▼

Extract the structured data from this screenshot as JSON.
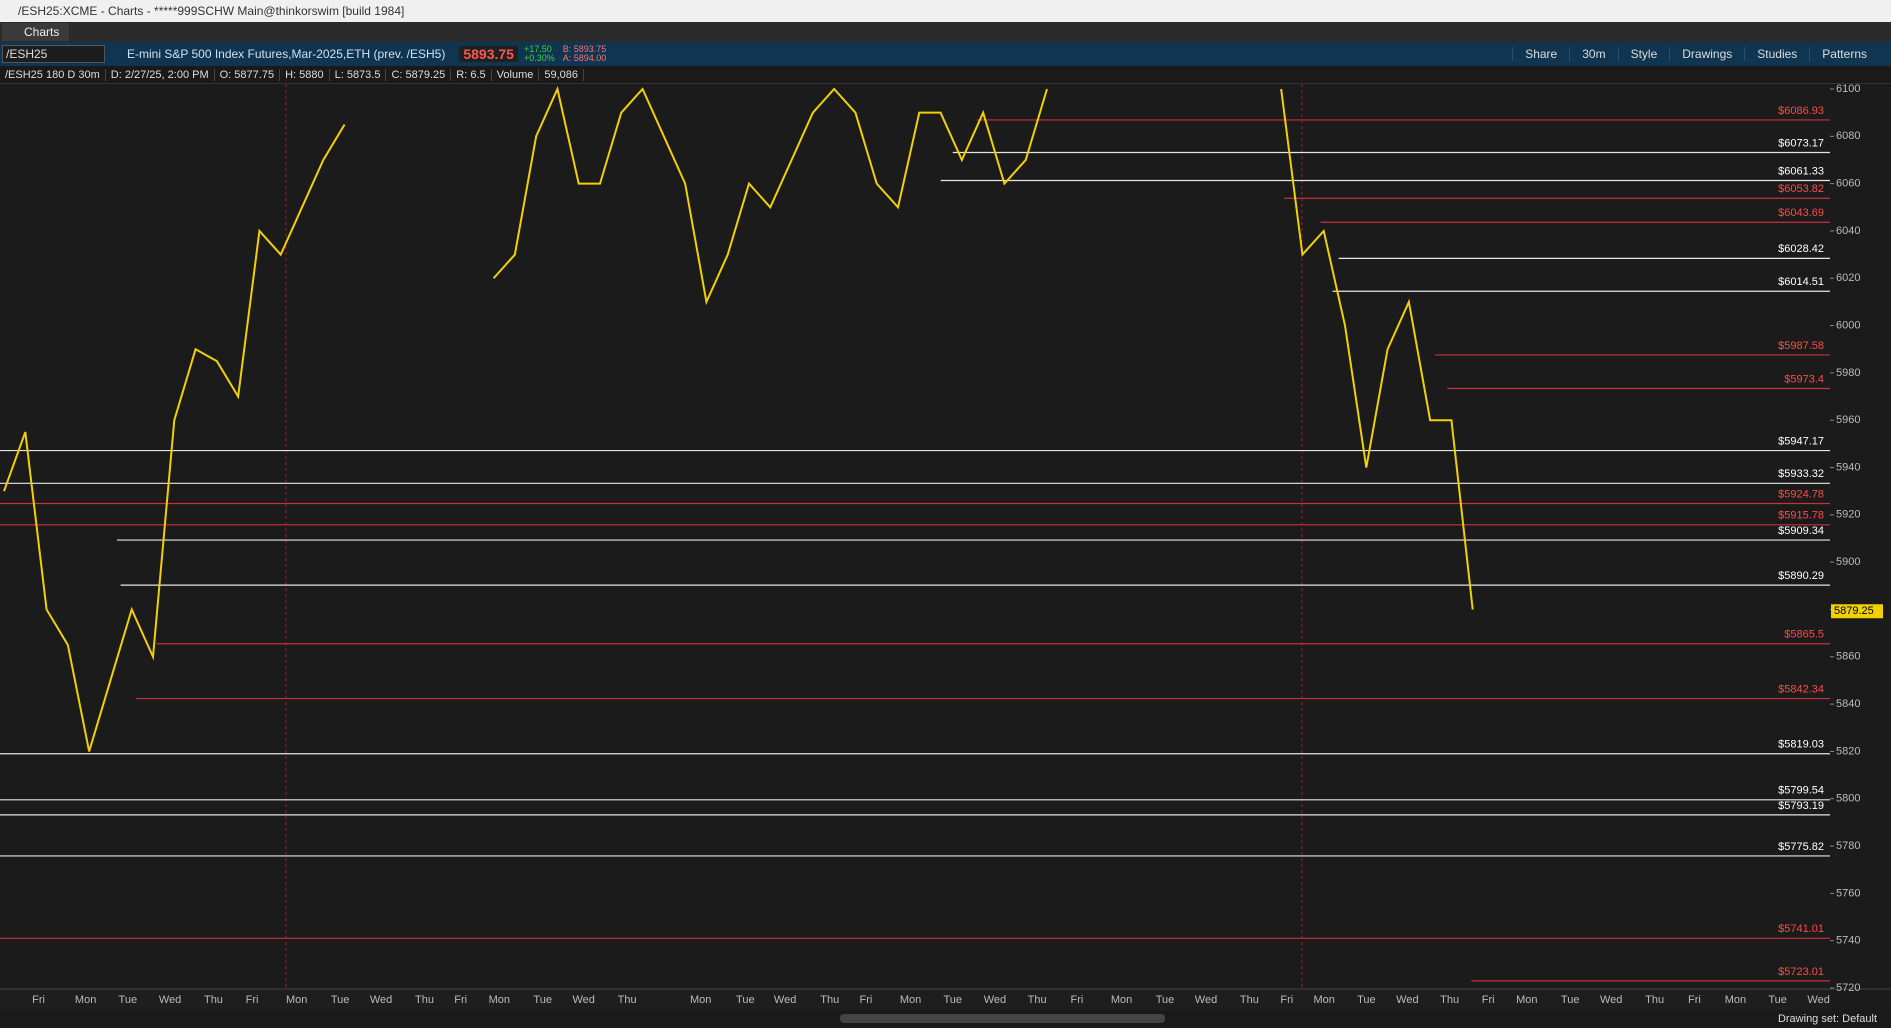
{
  "window": {
    "title": "/ESH25:XCME - Charts - *****999SCHW Main@thinkorswim [build 1984]",
    "tab": "Charts"
  },
  "toolbar": {
    "symbol": "/ESH25",
    "description": "E-mini S&P 500 Index Futures,Mar-2025,ETH (prev. /ESH5)",
    "last": "5893.75",
    "change": "+17.50",
    "change_pct": "+0.30%",
    "bid": "B: 5893.75",
    "ask": "A: 5894.00",
    "buttons": [
      "Share",
      "30m",
      "Style",
      "Drawings",
      "Studies",
      "Patterns"
    ]
  },
  "info_bar": [
    "/ESH25 180 D 30m",
    "D: 2/27/25, 2:00 PM",
    "O: 5877.75",
    "H: 5880",
    "L: 5873.5",
    "C: 5879.25",
    "R: 6.5",
    "Volume",
    "59,086"
  ],
  "status_bar": {
    "drawing_set": "Drawing set: Default"
  },
  "chart_data": {
    "type": "line",
    "color": "#f2d000",
    "values": [
      5930,
      5955,
      5880,
      5865,
      5820,
      5850,
      5880,
      5860,
      5960,
      5990,
      5985,
      5970,
      6040,
      6030,
      6050,
      6070,
      6085,
      null,
      null,
      null,
      null,
      null,
      null,
      6020,
      6030,
      6080,
      6100,
      6060,
      6060,
      6090,
      6100,
      6080,
      6060,
      6010,
      6030,
      6060,
      6050,
      6070,
      6090,
      6100,
      6090,
      6060,
      6050,
      6090,
      6090,
      6070,
      6090,
      6060,
      6070,
      6100,
      null,
      null,
      null,
      null,
      null,
      null,
      null,
      null,
      null,
      null,
      6100,
      6030,
      6040,
      6000,
      5940,
      5990,
      6010,
      5960,
      5960,
      5880
    ],
    "day_labels": [
      "Fri",
      "Mon",
      "Tue",
      "Wed",
      "Thu",
      "Fri",
      "Mon",
      "Tue",
      "Wed",
      "Thu",
      "Fri",
      "Mon",
      "Tue",
      "Wed",
      "Thu",
      "Mon",
      "Tue",
      "Wed",
      "Thu",
      "Fri",
      "Mon",
      "Tue",
      "Wed",
      "Thu",
      "Fri",
      "Mon",
      "Tue",
      "Wed",
      "Thu",
      "Fri",
      "Mon",
      "Tue",
      "Wed",
      "Thu",
      "Fri",
      "Mon",
      "Tue",
      "Wed",
      "Thu",
      "Fri",
      "Mon",
      "Tue",
      "Wed"
    ],
    "ylim": [
      5720,
      6100
    ],
    "yticks": [
      5720,
      5740,
      5760,
      5780,
      5800,
      5820,
      5840,
      5860,
      5880,
      5900,
      5920,
      5940,
      5960,
      5980,
      6000,
      6020,
      6040,
      6060,
      6080,
      6100
    ],
    "last_price": 5879.25,
    "levels": [
      {
        "value": 6086.93,
        "label": "$6086.93",
        "color": "#c8323a"
      },
      {
        "value": 6073.17,
        "label": "$6073.17",
        "color": "#e6e6e6"
      },
      {
        "value": 6061.33,
        "label": "$6061.33",
        "color": "#e6e6e6"
      },
      {
        "value": 6053.82,
        "label": "$6053.82",
        "color": "#c8323a"
      },
      {
        "value": 6043.69,
        "label": "$6043.69",
        "color": "#c8323a"
      },
      {
        "value": 6028.42,
        "label": "$6028.42",
        "color": "#e6e6e6"
      },
      {
        "value": 6014.51,
        "label": "$6014.51",
        "color": "#e6e6e6"
      },
      {
        "value": 5987.58,
        "label": "$5987.58",
        "color": "#c8323a"
      },
      {
        "value": 5973.4,
        "label": "$5973.4",
        "color": "#c8323a"
      },
      {
        "value": 5947.17,
        "label": "$5947.17",
        "color": "#e6e6e6"
      },
      {
        "value": 5933.32,
        "label": "$5933.32",
        "color": "#e6e6e6"
      },
      {
        "value": 5924.78,
        "label": "$5924.78",
        "color": "#c8323a"
      },
      {
        "value": 5915.78,
        "label": "$5915.78",
        "color": "#c8323a"
      },
      {
        "value": 5909.34,
        "label": "$5909.34",
        "color": "#e6e6e6"
      },
      {
        "value": 5890.29,
        "label": "$5890.29",
        "color": "#e6e6e6"
      },
      {
        "value": 5865.5,
        "label": "$5865.5",
        "color": "#c8323a"
      },
      {
        "value": 5842.34,
        "label": "$5842.34",
        "color": "#c8323a"
      },
      {
        "value": 5819.03,
        "label": "$5819.03",
        "color": "#e6e6e6"
      },
      {
        "value": 5799.54,
        "label": "$5799.54",
        "color": "#e6e6e6"
      },
      {
        "value": 5793.19,
        "label": "$5793.19",
        "color": "#e6e6e6"
      },
      {
        "value": 5775.82,
        "label": "$5775.82",
        "color": "#e6e6e6"
      },
      {
        "value": 5741.01,
        "label": "$5741.01",
        "color": "#c8323a"
      },
      {
        "value": 5723.01,
        "label": "$5723.01",
        "color": "#c8323a"
      }
    ]
  }
}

▲

> Exercise aim
Locate the word "Charts" in the records and collect each line it appears in.

> Result of this task
    "title": "/ESH25:XCME - Charts - *****999SCHW Main@thinkorswim [build 1984]",
    "tab": "Charts"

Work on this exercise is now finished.